Dataset extract:

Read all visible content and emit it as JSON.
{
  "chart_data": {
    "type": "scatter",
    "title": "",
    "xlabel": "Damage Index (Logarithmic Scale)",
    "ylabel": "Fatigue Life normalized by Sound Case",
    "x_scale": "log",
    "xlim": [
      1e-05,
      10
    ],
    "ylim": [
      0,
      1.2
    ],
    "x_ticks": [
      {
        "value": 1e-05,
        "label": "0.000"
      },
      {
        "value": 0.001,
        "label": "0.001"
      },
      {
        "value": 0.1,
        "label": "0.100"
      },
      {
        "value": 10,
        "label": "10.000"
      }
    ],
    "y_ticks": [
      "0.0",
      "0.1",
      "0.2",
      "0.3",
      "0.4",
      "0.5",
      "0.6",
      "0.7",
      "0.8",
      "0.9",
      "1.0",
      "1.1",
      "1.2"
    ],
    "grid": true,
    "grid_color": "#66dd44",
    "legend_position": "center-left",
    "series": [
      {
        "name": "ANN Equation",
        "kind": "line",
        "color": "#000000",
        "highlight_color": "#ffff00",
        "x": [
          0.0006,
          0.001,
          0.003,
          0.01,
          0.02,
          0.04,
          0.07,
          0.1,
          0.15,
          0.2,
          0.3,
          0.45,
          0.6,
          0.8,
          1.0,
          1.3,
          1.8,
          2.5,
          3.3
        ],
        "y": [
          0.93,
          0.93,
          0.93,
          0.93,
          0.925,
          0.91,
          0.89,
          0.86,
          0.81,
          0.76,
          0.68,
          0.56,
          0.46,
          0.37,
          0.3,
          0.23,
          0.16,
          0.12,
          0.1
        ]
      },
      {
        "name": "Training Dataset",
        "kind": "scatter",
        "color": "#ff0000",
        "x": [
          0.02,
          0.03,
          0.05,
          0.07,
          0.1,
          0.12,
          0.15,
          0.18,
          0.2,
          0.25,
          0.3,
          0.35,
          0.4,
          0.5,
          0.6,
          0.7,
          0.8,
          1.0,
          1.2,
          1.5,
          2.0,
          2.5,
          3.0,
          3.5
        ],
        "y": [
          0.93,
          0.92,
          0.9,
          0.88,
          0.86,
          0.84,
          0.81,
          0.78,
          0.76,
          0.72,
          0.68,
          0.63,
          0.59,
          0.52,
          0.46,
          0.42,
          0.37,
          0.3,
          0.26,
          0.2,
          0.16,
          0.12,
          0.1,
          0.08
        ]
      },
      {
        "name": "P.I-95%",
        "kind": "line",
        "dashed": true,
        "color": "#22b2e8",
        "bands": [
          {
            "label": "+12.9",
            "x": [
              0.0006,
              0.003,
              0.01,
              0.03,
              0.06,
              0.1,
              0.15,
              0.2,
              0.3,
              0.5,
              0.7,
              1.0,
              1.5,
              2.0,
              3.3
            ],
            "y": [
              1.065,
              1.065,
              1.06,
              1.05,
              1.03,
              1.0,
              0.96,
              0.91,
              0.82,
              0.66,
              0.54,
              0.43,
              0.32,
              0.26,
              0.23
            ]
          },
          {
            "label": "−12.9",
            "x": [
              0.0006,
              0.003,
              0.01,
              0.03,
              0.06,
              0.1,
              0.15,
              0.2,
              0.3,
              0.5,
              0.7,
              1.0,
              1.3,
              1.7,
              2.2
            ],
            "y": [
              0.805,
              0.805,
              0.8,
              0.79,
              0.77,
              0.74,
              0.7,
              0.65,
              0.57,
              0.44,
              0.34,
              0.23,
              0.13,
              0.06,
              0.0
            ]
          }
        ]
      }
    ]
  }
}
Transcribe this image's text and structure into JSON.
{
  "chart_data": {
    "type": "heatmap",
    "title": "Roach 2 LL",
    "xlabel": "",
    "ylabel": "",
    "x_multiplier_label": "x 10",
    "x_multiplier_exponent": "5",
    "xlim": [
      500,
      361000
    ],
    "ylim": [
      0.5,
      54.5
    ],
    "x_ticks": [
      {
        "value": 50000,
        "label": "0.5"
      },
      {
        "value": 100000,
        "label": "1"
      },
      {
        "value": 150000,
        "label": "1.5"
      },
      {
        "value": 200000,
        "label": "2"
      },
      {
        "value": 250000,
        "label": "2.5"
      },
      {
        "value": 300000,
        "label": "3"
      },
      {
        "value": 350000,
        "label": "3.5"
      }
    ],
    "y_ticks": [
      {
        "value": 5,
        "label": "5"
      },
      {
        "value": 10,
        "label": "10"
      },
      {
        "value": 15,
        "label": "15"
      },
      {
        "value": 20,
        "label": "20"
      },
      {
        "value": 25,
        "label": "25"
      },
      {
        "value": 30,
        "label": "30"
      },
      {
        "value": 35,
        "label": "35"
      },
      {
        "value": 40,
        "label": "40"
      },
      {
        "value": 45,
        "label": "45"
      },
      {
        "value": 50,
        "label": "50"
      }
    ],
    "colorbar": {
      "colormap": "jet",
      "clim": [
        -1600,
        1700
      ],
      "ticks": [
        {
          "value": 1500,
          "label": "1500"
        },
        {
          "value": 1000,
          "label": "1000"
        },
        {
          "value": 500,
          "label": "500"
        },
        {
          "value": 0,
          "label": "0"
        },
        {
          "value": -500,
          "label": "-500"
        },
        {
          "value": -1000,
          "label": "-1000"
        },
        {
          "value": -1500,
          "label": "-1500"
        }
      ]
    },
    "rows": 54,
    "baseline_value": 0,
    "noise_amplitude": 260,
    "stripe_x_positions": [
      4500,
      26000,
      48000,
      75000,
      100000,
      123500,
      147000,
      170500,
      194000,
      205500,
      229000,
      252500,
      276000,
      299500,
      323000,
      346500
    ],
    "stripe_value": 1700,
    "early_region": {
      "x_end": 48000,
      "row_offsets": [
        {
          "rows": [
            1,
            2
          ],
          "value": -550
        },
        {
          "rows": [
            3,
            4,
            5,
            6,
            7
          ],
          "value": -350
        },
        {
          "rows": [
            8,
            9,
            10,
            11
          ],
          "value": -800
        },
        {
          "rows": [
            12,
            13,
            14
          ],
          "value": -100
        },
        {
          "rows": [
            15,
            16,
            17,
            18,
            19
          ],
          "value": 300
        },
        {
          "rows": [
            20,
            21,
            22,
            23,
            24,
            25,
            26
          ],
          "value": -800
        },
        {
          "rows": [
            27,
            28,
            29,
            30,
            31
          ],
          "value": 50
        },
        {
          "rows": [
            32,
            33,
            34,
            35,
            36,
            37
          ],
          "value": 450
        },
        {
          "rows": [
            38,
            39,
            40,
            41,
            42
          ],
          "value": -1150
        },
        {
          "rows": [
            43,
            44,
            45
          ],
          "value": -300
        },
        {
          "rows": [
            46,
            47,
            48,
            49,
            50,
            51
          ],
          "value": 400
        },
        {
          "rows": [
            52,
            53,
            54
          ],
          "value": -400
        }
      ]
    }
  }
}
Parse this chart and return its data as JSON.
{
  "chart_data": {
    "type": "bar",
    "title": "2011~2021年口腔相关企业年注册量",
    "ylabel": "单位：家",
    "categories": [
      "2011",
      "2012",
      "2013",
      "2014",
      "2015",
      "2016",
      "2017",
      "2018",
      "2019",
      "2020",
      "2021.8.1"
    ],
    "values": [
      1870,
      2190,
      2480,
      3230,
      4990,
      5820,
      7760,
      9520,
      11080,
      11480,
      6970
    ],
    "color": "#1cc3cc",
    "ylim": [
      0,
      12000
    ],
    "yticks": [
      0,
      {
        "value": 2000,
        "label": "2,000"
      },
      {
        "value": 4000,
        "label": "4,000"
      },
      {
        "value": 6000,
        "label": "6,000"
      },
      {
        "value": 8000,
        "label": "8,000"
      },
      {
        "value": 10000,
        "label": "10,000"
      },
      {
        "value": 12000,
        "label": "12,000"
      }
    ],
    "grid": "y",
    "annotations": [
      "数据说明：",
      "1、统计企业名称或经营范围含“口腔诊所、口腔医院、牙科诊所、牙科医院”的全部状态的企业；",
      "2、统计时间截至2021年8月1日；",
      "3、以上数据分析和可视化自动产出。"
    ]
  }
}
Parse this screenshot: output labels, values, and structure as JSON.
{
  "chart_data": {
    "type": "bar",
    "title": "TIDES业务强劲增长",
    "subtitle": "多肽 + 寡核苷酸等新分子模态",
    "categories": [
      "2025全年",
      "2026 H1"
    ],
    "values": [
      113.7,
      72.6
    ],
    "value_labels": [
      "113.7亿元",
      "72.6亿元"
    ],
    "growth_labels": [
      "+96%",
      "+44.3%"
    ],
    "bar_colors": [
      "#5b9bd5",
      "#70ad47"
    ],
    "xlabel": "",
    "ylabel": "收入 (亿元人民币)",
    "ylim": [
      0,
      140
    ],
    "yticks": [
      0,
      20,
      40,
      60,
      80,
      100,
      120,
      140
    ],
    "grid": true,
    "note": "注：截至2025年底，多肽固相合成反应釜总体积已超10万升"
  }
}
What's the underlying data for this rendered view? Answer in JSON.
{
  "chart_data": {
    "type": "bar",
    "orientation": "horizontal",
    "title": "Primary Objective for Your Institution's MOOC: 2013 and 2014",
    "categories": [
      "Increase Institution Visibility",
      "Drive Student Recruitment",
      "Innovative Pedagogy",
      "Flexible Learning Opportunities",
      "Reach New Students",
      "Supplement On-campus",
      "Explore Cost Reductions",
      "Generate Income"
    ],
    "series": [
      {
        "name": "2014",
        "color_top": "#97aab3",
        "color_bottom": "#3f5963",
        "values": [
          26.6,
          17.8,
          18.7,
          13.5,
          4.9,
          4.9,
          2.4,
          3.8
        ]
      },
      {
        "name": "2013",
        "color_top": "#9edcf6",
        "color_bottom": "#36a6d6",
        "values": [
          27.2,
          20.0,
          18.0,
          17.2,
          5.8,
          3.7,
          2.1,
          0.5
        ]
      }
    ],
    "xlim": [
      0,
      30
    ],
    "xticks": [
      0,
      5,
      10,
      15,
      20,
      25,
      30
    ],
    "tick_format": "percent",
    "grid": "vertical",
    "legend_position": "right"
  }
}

Aim: Tell how many lines of the material above hold "Parse", answering with a bare number.

The answer: 2